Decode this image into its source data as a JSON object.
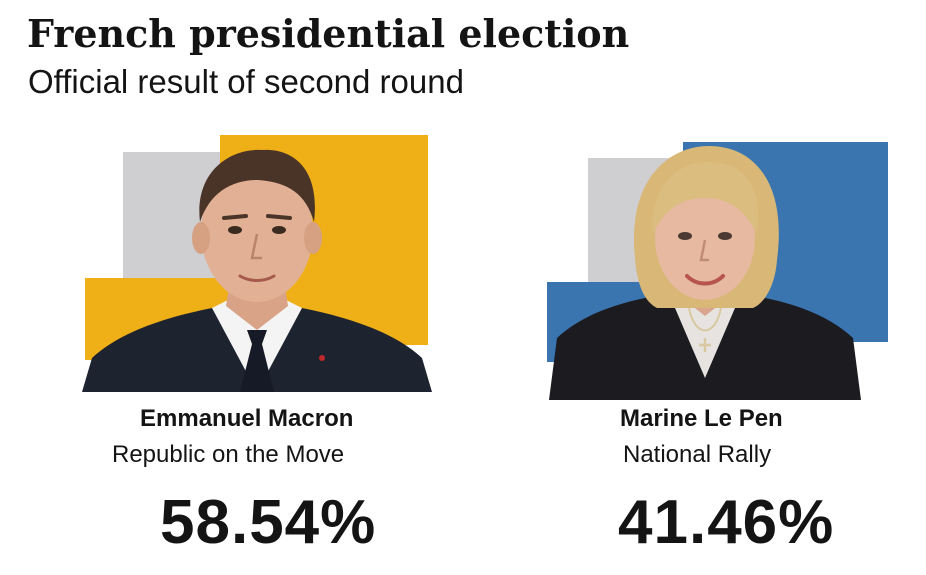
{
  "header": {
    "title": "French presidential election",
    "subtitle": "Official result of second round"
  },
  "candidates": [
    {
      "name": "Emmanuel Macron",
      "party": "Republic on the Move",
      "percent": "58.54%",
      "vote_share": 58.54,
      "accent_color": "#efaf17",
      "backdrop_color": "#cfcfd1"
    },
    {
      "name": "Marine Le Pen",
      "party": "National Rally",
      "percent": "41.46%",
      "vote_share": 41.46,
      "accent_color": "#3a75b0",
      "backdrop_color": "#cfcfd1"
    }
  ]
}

----------

◆ SHORT EXERCISE ◆
Search the data above for the word "party", then gather each line in which it appears.

◆ TASK RESPONSE ◆
      "party": "Republic on the Move",
      "party": "National Rally",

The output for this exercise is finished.